**The exercise**. Update the listing, everything from the line containing "Detect and localize" down to the line containing "y-tick-label: 50000 xyxy=(79,425,160,457)", by replacing "x-tick-label" with "x-axis-label" and leaving everything else unchanged. Give only those lines, and leave the pictures out.

**Data for this task**.
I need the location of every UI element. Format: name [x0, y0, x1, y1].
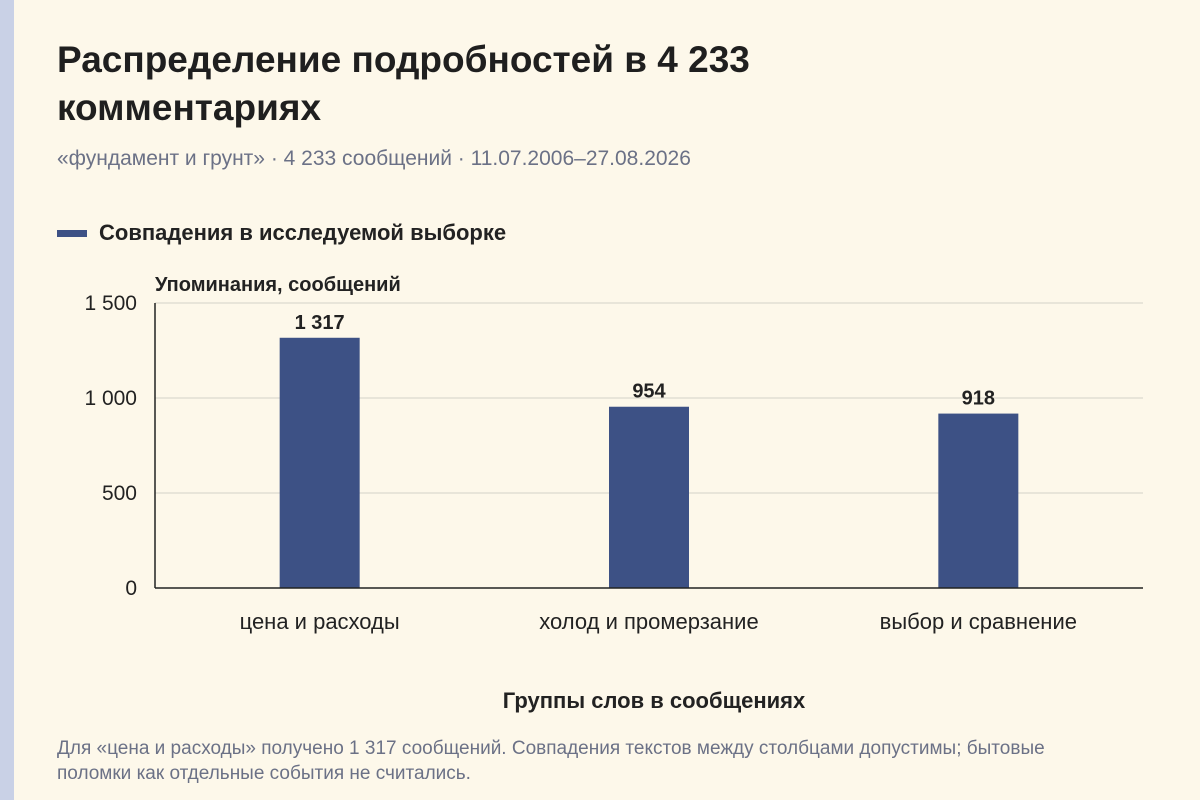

--

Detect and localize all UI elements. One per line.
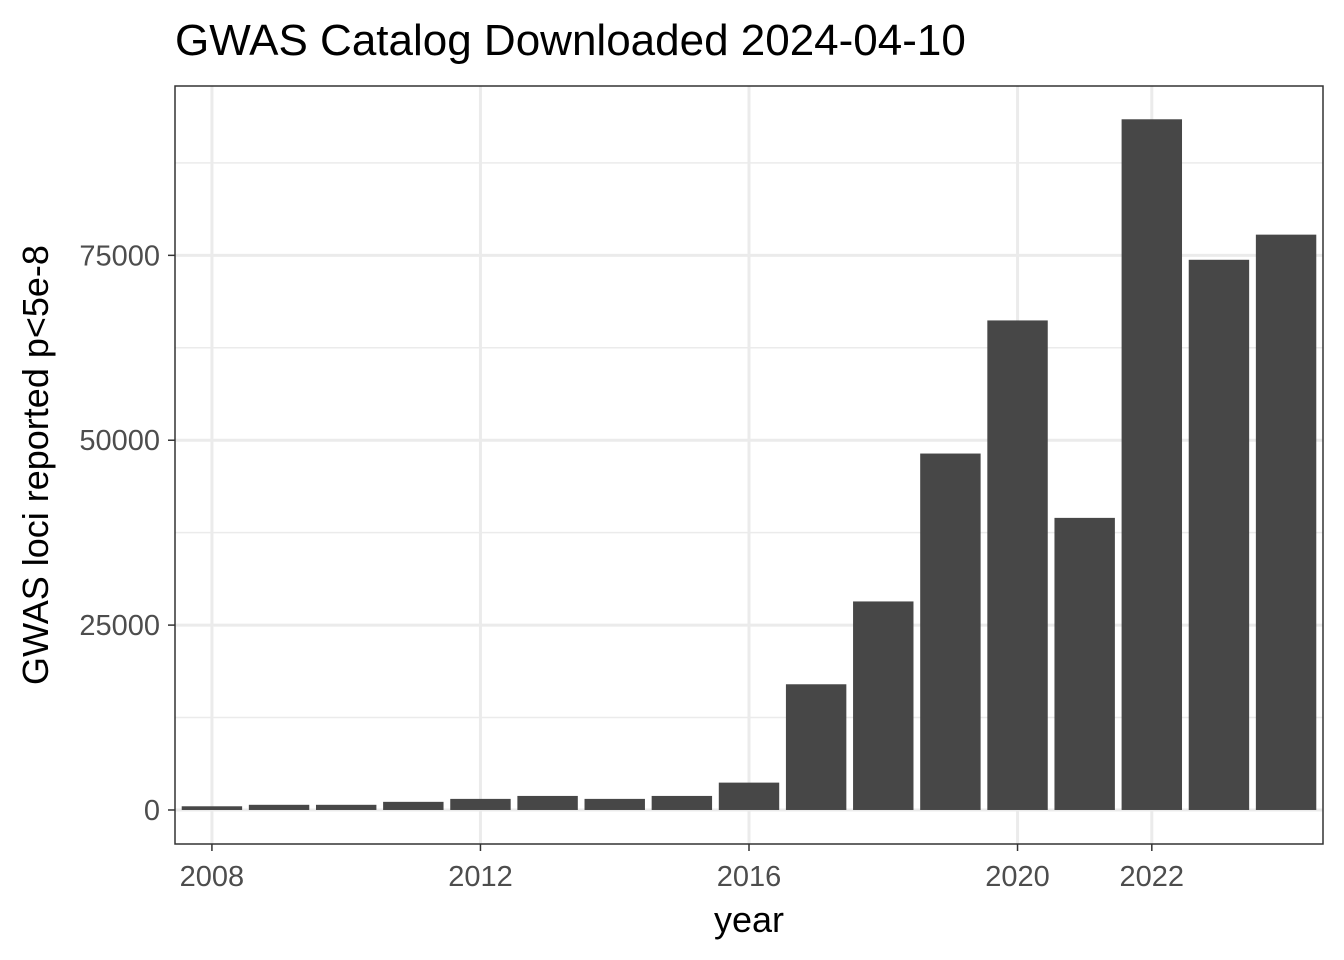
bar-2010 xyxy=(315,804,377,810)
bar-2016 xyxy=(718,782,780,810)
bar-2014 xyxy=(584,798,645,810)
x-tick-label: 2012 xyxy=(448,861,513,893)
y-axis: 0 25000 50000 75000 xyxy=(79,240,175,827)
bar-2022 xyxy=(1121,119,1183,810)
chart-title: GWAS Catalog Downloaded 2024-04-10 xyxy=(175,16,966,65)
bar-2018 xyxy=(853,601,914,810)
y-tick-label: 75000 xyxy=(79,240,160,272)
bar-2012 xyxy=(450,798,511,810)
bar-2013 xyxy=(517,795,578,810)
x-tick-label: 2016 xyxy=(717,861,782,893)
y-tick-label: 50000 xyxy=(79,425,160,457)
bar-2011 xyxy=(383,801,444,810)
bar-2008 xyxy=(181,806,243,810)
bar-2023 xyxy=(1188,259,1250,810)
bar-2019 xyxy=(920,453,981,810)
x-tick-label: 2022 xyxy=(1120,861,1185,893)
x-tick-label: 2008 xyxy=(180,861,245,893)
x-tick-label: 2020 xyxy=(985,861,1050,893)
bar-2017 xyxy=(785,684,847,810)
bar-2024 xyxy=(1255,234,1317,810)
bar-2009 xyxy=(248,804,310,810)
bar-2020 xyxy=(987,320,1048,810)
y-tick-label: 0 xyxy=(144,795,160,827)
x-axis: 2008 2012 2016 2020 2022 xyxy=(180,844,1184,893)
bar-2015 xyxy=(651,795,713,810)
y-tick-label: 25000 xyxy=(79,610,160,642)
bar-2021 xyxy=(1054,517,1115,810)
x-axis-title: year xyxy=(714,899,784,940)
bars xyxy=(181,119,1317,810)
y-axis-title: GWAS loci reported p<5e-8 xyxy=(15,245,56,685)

**The answer**.
Detect and localize all UI elements. One per line.
bar-2010 xyxy=(315,804,377,810)
bar-2016 xyxy=(718,782,780,810)
bar-2014 xyxy=(584,798,645,810)
x-axis-label: 2012 xyxy=(448,861,513,893)
y-axis: 0 25000 50000 75000 xyxy=(79,240,175,827)
bar-2022 xyxy=(1121,119,1183,810)
chart-title: GWAS Catalog Downloaded 2024-04-10 xyxy=(175,16,966,65)
bar-2018 xyxy=(853,601,914,810)
y-tick-label: 75000 xyxy=(79,240,160,272)
bar-2012 xyxy=(450,798,511,810)
bar-2013 xyxy=(517,795,578,810)
x-axis-label: 2016 xyxy=(717,861,782,893)
y-tick-label: 50000 xyxy=(79,425,160,457)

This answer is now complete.